• _Stated exercise_:
Extract the full set of records, then give each one again exactly.

Structured figure records:

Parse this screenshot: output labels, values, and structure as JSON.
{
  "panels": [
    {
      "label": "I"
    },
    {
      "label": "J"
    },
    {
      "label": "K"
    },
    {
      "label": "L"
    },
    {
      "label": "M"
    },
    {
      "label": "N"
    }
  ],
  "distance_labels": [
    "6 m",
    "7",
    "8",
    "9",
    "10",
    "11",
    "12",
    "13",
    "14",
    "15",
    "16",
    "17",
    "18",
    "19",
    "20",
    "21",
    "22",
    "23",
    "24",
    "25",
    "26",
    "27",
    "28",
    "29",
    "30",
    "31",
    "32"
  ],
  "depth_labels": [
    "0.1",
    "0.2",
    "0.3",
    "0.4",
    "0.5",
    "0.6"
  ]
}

• _The completed task_:
Parse this screenshot: output labels, values, and structure as JSON.
{
  "panels": [
    {
      "label": "I"
    },
    {
      "label": "J"
    },
    {
      "label": "K"
    },
    {
      "label": "L"
    },
    {
      "label": "M"
    },
    {
      "label": "N"
    }
  ],
  "distance_labels": [
    "6 m",
    "7",
    "8",
    "9",
    "10",
    "11",
    "12",
    "13",
    "14",
    "15",
    "16",
    "17",
    "18",
    "19",
    "20",
    "21",
    "22",
    "23",
    "24",
    "25",
    "26",
    "27",
    "28",
    "29",
    "30",
    "31",
    "32"
  ],
  "depth_labels": [
    "0.1",
    "0.2",
    "0.3",
    "0.4",
    "0.5",
    "0.6"
  ]
}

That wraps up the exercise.